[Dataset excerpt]
--
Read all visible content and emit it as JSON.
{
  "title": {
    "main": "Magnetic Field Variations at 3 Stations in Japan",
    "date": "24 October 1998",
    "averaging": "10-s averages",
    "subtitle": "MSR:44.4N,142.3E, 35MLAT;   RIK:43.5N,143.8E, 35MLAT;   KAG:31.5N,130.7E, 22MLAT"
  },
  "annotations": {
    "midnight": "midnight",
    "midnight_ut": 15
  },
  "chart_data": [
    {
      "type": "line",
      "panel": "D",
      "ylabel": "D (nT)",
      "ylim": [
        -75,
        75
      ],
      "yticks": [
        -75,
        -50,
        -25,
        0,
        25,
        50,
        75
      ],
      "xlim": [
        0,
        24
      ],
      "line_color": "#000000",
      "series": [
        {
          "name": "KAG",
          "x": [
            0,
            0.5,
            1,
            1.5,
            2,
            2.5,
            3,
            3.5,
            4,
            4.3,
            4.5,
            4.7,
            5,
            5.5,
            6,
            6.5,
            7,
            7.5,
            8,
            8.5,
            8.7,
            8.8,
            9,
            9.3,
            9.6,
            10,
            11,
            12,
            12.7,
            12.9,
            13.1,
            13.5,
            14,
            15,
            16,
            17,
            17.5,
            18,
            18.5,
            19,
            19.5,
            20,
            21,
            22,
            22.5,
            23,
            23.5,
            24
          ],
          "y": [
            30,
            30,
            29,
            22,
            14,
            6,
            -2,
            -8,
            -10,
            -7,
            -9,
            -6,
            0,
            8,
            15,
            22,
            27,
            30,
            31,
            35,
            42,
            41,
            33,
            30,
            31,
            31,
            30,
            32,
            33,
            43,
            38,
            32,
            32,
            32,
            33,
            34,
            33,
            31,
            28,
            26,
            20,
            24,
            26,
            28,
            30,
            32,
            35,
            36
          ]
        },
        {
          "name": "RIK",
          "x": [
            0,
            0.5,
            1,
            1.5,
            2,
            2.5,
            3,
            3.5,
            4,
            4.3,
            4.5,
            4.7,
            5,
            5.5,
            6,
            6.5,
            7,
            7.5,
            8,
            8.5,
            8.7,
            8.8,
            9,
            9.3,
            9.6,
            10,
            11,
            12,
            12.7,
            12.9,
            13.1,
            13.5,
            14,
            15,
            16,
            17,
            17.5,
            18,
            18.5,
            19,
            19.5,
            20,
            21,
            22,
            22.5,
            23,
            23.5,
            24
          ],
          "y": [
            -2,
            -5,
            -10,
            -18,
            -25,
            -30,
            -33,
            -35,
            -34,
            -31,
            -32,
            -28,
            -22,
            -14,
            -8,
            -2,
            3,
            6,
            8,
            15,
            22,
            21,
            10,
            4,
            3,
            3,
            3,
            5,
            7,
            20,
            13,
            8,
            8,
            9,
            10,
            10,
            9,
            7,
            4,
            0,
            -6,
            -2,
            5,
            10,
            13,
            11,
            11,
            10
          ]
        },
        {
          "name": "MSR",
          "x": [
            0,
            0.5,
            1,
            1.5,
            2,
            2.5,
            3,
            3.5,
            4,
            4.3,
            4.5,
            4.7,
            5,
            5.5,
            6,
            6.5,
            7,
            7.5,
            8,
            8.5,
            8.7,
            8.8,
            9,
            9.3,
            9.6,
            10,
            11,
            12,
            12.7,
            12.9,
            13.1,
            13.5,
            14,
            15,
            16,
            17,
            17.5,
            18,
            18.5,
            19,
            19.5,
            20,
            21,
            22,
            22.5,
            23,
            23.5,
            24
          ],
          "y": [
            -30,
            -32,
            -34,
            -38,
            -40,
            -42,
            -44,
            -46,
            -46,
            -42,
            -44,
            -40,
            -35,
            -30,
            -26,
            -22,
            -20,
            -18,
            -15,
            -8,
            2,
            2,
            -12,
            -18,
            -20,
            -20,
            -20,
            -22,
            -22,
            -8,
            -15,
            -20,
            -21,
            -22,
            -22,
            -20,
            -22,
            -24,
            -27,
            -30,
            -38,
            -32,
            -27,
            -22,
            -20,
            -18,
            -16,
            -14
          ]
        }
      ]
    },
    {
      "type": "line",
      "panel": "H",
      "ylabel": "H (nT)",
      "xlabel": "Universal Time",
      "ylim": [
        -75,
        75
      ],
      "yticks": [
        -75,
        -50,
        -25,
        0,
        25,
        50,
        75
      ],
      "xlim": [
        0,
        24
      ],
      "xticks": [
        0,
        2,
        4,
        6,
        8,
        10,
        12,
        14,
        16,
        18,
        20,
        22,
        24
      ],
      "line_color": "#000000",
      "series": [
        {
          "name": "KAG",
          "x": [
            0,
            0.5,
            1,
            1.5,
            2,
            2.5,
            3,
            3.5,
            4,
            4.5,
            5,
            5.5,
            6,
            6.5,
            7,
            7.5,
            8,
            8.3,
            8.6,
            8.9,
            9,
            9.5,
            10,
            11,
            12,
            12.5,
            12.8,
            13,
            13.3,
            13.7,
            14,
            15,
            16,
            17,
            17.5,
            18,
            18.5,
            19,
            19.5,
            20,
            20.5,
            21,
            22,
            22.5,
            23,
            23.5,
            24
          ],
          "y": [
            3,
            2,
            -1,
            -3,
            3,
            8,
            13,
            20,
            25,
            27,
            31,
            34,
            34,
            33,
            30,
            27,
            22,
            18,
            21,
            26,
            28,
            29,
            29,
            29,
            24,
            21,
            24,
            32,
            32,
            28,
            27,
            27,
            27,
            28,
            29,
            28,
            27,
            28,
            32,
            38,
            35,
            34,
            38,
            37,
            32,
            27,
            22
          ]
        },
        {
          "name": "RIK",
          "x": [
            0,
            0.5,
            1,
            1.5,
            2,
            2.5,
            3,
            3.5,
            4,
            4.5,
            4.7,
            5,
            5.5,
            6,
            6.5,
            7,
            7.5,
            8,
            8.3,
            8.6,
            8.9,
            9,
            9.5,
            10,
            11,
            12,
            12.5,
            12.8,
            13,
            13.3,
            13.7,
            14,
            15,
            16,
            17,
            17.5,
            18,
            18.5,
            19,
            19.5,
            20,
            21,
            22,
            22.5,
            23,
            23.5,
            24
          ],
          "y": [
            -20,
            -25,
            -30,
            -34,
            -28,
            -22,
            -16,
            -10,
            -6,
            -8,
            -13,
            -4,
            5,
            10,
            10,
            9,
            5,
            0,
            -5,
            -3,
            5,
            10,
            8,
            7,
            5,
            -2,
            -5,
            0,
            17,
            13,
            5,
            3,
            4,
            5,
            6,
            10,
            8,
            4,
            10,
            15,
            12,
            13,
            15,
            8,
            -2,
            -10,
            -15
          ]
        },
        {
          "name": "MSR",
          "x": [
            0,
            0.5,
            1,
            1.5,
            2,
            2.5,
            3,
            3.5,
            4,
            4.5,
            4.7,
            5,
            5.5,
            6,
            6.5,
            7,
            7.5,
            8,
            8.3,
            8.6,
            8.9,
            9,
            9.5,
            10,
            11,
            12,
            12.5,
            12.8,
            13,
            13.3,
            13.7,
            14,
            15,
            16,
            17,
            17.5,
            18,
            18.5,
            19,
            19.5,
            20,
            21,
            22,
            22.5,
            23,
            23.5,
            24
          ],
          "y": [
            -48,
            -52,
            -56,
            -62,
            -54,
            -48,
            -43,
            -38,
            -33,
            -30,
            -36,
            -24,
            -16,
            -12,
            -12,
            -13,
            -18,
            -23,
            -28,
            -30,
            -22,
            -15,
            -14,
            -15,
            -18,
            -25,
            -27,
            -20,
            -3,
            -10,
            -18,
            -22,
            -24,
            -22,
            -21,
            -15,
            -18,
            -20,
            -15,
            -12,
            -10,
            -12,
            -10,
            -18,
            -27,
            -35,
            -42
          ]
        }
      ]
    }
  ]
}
--
▶ _DO THIS_
Extract all of the material exactly as it is written.

▶ _ANSWER FOR THIS EXERCISE_
Read all visible content and emit it as JSON.
{
  "title": {
    "main": "Magnetic Field Variations at 3 Stations in Japan",
    "date": "24 October 1998",
    "averaging": "10-s averages",
    "subtitle": "MSR:44.4N,142.3E, 35MLAT;   RIK:43.5N,143.8E, 35MLAT;   KAG:31.5N,130.7E, 22MLAT"
  },
  "annotations": {
    "midnight": "midnight",
    "midnight_ut": 15
  },
  "chart_data": [
    {
      "type": "line",
      "panel": "D",
      "ylabel": "D (nT)",
      "ylim": [
        -75,
        75
      ],
      "yticks": [
        -75,
        -50,
        -25,
        0,
        25,
        50,
        75
      ],
      "xlim": [
        0,
        24
      ],
      "line_color": "#000000",
      "series": [
        {
          "name": "KAG",
          "x": [
            0,
            0.5,
            1,
            1.5,
            2,
            2.5,
            3,
            3.5,
            4,
            4.3,
            4.5,
            4.7,
            5,
            5.5,
            6,
            6.5,
            7,
            7.5,
            8,
            8.5,
            8.7,
            8.8,
            9,
            9.3,
            9.6,
            10,
            11,
            12,
            12.7,
            12.9,
            13.1,
            13.5,
            14,
            15,
            16,
            17,
            17.5,
            18,
            18.5,
            19,
            19.5,
            20,
            21,
            22,
            22.5,
            23,
            23.5,
            24
          ],
          "y": [
            30,
            30,
            29,
            22,
            14,
            6,
            -2,
            -8,
            -10,
            -7,
            -9,
            -6,
            0,
            8,
            15,
            22,
            27,
            30,
            31,
            35,
            42,
            41,
            33,
            30,
            31,
            31,
            30,
            32,
            33,
            43,
            38,
            32,
            32,
            32,
            33,
            34,
            33,
            31,
            28,
            26,
            20,
            24,
            26,
            28,
            30,
            32,
            35,
            36
          ]
        },
        {
          "name": "RIK",
          "x": [
            0,
            0.5,
            1,
            1.5,
            2,
            2.5,
            3,
            3.5,
            4,
            4.3,
            4.5,
            4.7,
            5,
            5.5,
            6,
            6.5,
            7,
            7.5,
            8,
            8.5,
            8.7,
            8.8,
            9,
            9.3,
            9.6,
            10,
            11,
            12,
            12.7,
            12.9,
            13.1,
            13.5,
            14,
            15,
            16,
            17,
            17.5,
            18,
            18.5,
            19,
            19.5,
            20,
            21,
            22,
            22.5,
            23,
            23.5,
            24
          ],
          "y": [
            -2,
            -5,
            -10,
            -18,
            -25,
            -30,
            -33,
            -35,
            -34,
            -31,
            -32,
            -28,
            -22,
            -14,
            -8,
            -2,
            3,
            6,
            8,
            15,
            22,
            21,
            10,
            4,
            3,
            3,
            3,
            5,
            7,
            20,
            13,
            8,
            8,
            9,
            10,
            10,
            9,
            7,
            4,
            0,
            -6,
            -2,
            5,
            10,
            13,
            11,
            11,
            10
          ]
        },
        {
          "name": "MSR",
          "x": [
            0,
            0.5,
            1,
            1.5,
            2,
            2.5,
            3,
            3.5,
            4,
            4.3,
            4.5,
            4.7,
            5,
            5.5,
            6,
            6.5,
            7,
            7.5,
            8,
            8.5,
            8.7,
            8.8,
            9,
            9.3,
            9.6,
            10,
            11,
            12,
            12.7,
            12.9,
            13.1,
            13.5,
            14,
            15,
            16,
            17,
            17.5,
            18,
            18.5,
            19,
            19.5,
            20,
            21,
            22,
            22.5,
            23,
            23.5,
            24
          ],
          "y": [
            -30,
            -32,
            -34,
            -38,
            -40,
            -42,
            -44,
            -46,
            -46,
            -42,
            -44,
            -40,
            -35,
            -30,
            -26,
            -22,
            -20,
            -18,
            -15,
            -8,
            2,
            2,
            -12,
            -18,
            -20,
            -20,
            -20,
            -22,
            -22,
            -8,
            -15,
            -20,
            -21,
            -22,
            -22,
            -20,
            -22,
            -24,
            -27,
            -30,
            -38,
            -32,
            -27,
            -22,
            -20,
            -18,
            -16,
            -14
          ]
        }
      ]
    },
    {
      "type": "line",
      "panel": "H",
      "ylabel": "H (nT)",
      "xlabel": "Universal Time",
      "ylim": [
        -75,
        75
      ],
      "yticks": [
        -75,
        -50,
        -25,
        0,
        25,
        50,
        75
      ],
      "xlim": [
        0,
        24
      ],
      "xticks": [
        0,
        2,
        4,
        6,
        8,
        10,
        12,
        14,
        16,
        18,
        20,
        22,
        24
      ],
      "line_color": "#000000",
      "series": [
        {
          "name": "KAG",
          "x": [
            0,
            0.5,
            1,
            1.5,
            2,
            2.5,
            3,
            3.5,
            4,
            4.5,
            5,
            5.5,
            6,
            6.5,
            7,
            7.5,
            8,
            8.3,
            8.6,
            8.9,
            9,
            9.5,
            10,
            11,
            12,
            12.5,
            12.8,
            13,
            13.3,
            13.7,
            14,
            15,
            16,
            17,
            17.5,
            18,
            18.5,
            19,
            19.5,
            20,
            20.5,
            21,
            22,
            22.5,
            23,
            23.5,
            24
          ],
          "y": [
            3,
            2,
            -1,
            -3,
            3,
            8,
            13,
            20,
            25,
            27,
            31,
            34,
            34,
            33,
            30,
            27,
            22,
            18,
            21,
            26,
            28,
            29,
            29,
            29,
            24,
            21,
            24,
            32,
            32,
            28,
            27,
            27,
            27,
            28,
            29,
            28,
            27,
            28,
            32,
            38,
            35,
            34,
            38,
            37,
            32,
            27,
            22
          ]
        },
        {
          "name": "RIK",
          "x": [
            0,
            0.5,
            1,
            1.5,
            2,
            2.5,
            3,
            3.5,
            4,
            4.5,
            4.7,
            5,
            5.5,
            6,
            6.5,
            7,
            7.5,
            8,
            8.3,
            8.6,
            8.9,
            9,
            9.5,
            10,
            11,
            12,
            12.5,
            12.8,
            13,
            13.3,
            13.7,
            14,
            15,
            16,
            17,
            17.5,
            18,
            18.5,
            19,
            19.5,
            20,
            21,
            22,
            22.5,
            23,
            23.5,
            24
          ],
          "y": [
            -20,
            -25,
            -30,
            -34,
            -28,
            -22,
            -16,
            -10,
            -6,
            -8,
            -13,
            -4,
            5,
            10,
            10,
            9,
            5,
            0,
            -5,
            -3,
            5,
            10,
            8,
            7,
            5,
            -2,
            -5,
            0,
            17,
            13,
            5,
            3,
            4,
            5,
            6,
            10,
            8,
            4,
            10,
            15,
            12,
            13,
            15,
            8,
            -2,
            -10,
            -15
          ]
        },
        {
          "name": "MSR",
          "x": [
            0,
            0.5,
            1,
            1.5,
            2,
            2.5,
            3,
            3.5,
            4,
            4.5,
            4.7,
            5,
            5.5,
            6,
            6.5,
            7,
            7.5,
            8,
            8.3,
            8.6,
            8.9,
            9,
            9.5,
            10,
            11,
            12,
            12.5,
            12.8,
            13,
            13.3,
            13.7,
            14,
            15,
            16,
            17,
            17.5,
            18,
            18.5,
            19,
            19.5,
            20,
            21,
            22,
            22.5,
            23,
            23.5,
            24
          ],
          "y": [
            -48,
            -52,
            -56,
            -62,
            -54,
            -48,
            -43,
            -38,
            -33,
            -30,
            -36,
            -24,
            -16,
            -12,
            -12,
            -13,
            -18,
            -23,
            -28,
            -30,
            -22,
            -15,
            -14,
            -15,
            -18,
            -25,
            -27,
            -20,
            -3,
            -10,
            -18,
            -22,
            -24,
            -22,
            -21,
            -15,
            -18,
            -20,
            -15,
            -12,
            -10,
            -12,
            -10,
            -18,
            -27,
            -35,
            -42
          ]
        }
      ]
    }
  ]
}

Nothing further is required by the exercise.